### What you should do
Scan the entries below and extract each line with the word "Chng" in it.

(Excerpts from a figure dataset)
▬▬▬▬▬▬▬▬▬▬

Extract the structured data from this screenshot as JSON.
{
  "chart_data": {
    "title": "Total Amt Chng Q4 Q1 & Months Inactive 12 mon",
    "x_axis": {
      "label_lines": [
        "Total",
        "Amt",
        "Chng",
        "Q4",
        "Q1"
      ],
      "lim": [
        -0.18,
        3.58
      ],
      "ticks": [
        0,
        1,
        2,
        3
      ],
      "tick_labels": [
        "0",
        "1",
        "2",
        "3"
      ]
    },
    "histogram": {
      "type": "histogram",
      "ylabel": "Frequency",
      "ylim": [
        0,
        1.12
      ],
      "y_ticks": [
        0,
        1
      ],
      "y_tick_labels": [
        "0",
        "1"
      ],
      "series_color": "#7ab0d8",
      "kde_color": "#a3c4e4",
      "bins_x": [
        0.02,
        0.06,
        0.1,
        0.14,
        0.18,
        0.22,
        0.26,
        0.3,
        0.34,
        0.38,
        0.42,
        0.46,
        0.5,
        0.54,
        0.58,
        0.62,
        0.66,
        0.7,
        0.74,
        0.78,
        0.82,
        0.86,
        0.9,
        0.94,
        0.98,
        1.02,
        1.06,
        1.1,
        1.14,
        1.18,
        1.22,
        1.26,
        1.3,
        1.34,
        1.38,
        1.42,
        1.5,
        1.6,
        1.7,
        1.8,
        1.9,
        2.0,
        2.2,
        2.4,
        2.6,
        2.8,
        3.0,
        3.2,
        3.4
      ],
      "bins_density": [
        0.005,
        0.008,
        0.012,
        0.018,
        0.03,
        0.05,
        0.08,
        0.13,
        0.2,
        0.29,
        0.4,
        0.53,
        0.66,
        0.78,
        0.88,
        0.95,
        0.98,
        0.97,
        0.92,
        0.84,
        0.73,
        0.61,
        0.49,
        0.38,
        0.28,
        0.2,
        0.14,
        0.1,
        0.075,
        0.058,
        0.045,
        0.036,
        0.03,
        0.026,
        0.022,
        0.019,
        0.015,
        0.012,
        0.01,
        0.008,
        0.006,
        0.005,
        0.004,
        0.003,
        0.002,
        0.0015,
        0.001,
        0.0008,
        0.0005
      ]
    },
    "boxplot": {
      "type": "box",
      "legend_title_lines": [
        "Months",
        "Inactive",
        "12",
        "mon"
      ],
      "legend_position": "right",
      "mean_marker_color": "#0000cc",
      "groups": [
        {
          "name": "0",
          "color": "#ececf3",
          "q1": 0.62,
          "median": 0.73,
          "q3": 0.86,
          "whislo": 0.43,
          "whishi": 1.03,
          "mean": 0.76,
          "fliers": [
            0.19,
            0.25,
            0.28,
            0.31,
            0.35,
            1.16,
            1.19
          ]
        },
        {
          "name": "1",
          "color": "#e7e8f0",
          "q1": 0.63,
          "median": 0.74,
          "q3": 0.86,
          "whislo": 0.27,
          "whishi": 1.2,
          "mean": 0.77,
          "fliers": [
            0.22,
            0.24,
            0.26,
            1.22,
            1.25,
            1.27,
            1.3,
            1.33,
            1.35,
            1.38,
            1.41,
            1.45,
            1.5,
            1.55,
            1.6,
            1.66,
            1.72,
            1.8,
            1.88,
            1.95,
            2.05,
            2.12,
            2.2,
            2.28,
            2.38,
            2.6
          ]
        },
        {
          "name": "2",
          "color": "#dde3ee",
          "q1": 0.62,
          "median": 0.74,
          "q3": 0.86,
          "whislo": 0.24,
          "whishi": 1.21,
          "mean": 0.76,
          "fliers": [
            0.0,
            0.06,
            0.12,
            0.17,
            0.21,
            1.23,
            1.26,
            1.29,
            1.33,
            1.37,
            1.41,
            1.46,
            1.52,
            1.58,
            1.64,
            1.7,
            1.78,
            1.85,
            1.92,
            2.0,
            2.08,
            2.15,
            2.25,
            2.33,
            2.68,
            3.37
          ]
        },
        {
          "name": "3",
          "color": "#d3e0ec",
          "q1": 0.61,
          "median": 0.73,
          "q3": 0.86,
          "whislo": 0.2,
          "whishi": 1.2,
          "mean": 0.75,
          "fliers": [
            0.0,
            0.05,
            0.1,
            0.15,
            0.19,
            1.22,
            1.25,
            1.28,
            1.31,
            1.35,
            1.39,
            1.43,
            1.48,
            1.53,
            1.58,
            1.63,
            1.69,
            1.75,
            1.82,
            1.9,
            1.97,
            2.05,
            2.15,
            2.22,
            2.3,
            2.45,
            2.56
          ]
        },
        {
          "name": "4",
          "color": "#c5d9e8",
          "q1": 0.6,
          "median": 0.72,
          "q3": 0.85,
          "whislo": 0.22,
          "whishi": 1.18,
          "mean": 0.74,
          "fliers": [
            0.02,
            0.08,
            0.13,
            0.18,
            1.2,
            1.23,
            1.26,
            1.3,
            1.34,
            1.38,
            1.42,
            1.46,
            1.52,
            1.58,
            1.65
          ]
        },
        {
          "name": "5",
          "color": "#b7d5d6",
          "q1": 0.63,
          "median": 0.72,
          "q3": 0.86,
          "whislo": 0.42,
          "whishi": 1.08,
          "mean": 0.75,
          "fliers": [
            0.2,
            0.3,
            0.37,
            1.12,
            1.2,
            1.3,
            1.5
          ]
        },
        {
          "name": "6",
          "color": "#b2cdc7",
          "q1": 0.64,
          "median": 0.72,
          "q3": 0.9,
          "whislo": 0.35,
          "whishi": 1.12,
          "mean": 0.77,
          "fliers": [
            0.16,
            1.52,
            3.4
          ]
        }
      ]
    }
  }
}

▬▬▬▬▬▬▬▬▬▬

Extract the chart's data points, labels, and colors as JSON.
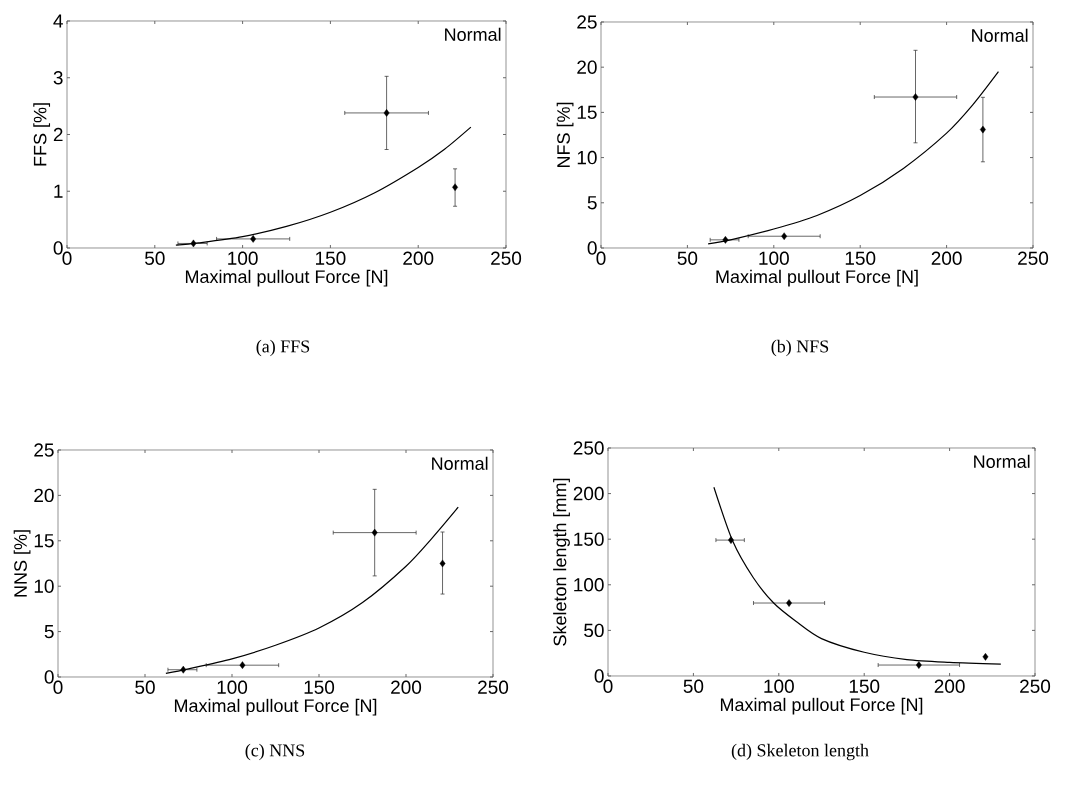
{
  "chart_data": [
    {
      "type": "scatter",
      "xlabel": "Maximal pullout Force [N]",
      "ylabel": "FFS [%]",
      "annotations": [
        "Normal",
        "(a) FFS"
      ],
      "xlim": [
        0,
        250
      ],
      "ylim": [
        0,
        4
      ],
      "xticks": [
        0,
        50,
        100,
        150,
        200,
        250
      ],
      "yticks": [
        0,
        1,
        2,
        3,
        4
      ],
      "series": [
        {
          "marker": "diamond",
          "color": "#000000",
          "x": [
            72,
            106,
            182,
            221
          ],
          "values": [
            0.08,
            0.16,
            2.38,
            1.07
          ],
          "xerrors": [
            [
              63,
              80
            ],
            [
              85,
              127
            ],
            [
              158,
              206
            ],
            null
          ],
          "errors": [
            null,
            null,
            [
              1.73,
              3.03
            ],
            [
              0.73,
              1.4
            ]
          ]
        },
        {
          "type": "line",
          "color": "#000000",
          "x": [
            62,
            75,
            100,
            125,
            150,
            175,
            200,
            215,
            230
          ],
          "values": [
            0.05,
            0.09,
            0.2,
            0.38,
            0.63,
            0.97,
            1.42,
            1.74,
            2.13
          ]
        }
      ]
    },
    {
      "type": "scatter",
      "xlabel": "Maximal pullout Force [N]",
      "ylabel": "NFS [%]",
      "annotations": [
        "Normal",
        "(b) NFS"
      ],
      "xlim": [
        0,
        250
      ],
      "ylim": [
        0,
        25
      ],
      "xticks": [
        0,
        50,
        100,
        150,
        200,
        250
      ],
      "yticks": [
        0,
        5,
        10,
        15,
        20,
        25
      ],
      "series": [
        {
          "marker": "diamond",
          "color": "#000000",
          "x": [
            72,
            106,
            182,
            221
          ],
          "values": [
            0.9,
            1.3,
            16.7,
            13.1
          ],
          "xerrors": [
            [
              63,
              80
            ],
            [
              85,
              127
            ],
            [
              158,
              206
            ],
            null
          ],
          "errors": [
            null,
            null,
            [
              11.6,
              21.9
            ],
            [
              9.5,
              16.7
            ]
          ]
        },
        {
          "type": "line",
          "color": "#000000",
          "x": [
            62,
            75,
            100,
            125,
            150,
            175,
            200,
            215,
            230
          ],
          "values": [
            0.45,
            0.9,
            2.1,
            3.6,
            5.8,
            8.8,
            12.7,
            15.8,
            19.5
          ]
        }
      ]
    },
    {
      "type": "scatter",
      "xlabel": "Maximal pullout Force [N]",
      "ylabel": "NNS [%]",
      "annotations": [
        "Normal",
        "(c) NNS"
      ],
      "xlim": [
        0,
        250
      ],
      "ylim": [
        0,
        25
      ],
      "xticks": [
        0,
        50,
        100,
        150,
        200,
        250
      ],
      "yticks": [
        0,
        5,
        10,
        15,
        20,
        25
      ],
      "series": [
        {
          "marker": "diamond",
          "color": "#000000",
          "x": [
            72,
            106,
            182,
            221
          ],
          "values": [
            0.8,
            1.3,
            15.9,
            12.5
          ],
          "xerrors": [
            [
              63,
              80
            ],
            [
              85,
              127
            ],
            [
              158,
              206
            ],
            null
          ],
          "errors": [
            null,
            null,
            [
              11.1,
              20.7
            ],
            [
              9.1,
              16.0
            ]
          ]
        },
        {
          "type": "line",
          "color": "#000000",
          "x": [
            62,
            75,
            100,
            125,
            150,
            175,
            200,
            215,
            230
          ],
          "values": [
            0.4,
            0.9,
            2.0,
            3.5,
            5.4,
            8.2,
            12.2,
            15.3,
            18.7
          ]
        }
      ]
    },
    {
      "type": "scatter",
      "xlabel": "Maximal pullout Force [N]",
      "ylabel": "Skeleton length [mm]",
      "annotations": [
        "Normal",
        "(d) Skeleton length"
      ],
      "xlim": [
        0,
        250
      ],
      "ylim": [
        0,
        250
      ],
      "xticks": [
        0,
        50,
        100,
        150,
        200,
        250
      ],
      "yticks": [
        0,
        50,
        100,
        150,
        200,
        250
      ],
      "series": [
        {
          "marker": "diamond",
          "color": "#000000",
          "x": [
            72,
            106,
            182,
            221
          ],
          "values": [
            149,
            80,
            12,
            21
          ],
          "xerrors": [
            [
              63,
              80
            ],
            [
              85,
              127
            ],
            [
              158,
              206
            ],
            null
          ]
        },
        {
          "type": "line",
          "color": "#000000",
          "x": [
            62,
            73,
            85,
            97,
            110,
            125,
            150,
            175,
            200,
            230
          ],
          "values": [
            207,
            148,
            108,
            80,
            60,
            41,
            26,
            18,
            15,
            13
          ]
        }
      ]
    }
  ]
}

▬▬▬▬▬▬▬▬▬▬

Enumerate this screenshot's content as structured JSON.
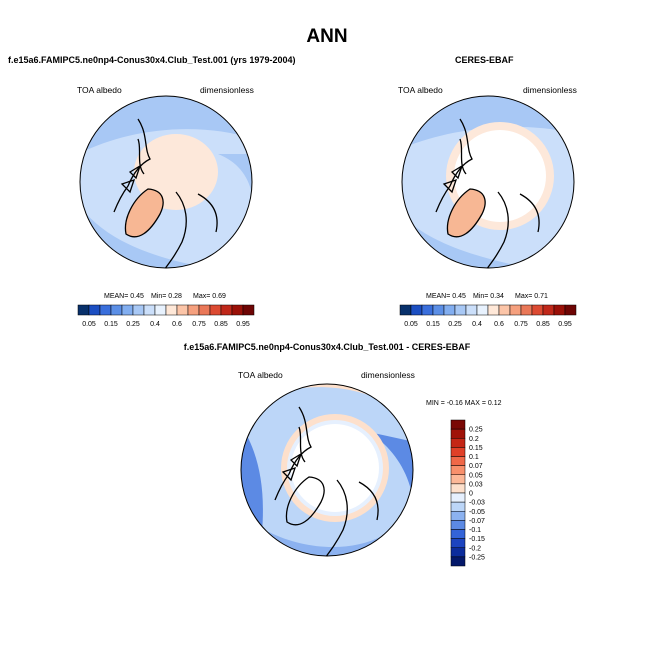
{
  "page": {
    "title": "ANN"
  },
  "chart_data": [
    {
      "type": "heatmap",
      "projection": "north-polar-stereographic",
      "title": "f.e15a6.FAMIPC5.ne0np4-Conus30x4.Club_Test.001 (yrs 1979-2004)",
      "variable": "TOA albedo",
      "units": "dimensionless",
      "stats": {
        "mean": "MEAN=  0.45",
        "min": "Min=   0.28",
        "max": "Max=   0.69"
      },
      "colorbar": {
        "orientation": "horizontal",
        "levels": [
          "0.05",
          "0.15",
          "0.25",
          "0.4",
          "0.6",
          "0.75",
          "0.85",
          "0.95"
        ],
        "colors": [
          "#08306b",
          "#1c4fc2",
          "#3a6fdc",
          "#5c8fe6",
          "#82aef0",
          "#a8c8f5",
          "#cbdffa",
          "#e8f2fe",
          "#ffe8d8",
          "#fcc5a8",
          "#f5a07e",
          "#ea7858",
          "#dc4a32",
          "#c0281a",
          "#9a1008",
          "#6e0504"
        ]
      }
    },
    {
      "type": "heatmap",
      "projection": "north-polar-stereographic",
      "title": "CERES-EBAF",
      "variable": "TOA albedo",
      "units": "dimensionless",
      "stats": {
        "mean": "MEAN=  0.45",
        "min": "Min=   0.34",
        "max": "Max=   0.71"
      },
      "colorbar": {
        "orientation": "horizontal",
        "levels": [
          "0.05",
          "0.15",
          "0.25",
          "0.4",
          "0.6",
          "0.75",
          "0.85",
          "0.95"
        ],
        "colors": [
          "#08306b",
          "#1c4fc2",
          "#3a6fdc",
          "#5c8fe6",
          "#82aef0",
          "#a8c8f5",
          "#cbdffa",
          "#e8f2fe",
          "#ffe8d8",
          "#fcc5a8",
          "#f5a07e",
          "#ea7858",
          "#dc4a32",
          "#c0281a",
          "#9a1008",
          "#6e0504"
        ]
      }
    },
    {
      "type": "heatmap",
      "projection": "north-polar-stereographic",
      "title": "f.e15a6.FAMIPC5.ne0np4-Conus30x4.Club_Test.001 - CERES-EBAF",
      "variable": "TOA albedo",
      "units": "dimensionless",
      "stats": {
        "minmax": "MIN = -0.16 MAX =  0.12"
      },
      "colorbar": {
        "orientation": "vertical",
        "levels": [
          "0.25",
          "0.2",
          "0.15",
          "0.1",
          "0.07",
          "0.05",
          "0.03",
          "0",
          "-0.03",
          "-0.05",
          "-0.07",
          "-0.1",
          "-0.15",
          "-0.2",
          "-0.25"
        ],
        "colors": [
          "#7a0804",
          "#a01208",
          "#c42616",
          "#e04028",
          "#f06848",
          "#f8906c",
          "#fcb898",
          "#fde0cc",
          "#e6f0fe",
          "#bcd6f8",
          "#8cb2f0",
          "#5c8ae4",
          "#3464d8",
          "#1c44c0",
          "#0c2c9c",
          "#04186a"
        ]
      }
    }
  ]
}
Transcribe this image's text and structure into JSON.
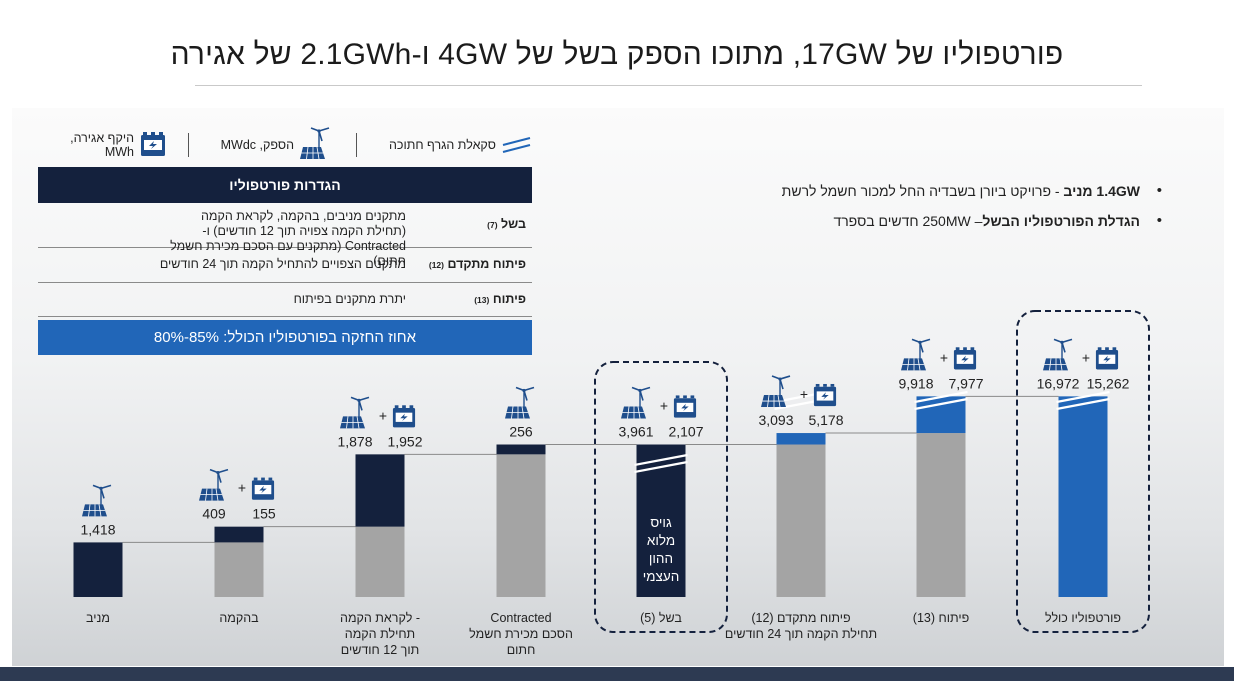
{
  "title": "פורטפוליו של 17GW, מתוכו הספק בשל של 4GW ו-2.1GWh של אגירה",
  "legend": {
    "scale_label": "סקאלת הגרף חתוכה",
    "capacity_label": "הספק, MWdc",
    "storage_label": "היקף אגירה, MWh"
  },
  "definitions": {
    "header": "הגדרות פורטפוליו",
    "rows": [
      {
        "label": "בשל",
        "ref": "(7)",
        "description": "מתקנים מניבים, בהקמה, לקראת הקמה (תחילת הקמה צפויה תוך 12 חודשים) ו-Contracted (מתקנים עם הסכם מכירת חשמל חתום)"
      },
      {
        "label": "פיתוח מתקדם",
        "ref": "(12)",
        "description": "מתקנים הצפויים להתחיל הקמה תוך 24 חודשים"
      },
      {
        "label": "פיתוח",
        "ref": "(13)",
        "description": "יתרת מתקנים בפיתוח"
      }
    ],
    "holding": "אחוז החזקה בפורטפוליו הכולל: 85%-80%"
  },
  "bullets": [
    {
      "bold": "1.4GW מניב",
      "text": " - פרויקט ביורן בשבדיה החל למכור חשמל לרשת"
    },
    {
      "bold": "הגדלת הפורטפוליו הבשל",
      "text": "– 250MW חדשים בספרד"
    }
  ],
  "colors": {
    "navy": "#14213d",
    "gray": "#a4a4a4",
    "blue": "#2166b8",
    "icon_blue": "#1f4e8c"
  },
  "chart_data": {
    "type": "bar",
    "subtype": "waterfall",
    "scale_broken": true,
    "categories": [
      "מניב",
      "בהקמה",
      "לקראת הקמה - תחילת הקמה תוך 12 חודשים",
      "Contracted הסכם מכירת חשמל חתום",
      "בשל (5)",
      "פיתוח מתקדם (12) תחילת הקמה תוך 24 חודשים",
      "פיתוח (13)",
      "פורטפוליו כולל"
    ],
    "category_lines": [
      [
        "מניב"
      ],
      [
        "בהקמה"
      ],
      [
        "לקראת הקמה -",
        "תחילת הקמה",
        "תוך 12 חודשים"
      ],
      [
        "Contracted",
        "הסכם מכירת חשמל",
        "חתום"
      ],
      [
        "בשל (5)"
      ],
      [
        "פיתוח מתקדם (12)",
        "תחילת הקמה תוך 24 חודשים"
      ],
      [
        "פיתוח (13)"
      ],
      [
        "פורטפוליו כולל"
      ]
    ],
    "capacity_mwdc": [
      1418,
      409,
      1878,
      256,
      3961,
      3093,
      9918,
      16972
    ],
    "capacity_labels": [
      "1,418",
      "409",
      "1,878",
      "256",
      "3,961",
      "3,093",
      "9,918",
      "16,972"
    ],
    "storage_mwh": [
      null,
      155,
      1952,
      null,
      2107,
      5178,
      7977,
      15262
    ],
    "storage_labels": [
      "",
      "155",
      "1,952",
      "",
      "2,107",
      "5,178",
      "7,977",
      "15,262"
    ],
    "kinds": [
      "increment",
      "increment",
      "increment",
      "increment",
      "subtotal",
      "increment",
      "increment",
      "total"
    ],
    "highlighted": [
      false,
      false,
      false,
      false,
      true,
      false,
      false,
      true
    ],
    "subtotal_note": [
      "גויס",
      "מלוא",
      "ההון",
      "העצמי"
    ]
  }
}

▬▬▬▬▬▬▬▬▬▬

### The output
    "title": "Total Amt Chng Q4 Q1 & Months Inactive 12 mon",
        "Chng",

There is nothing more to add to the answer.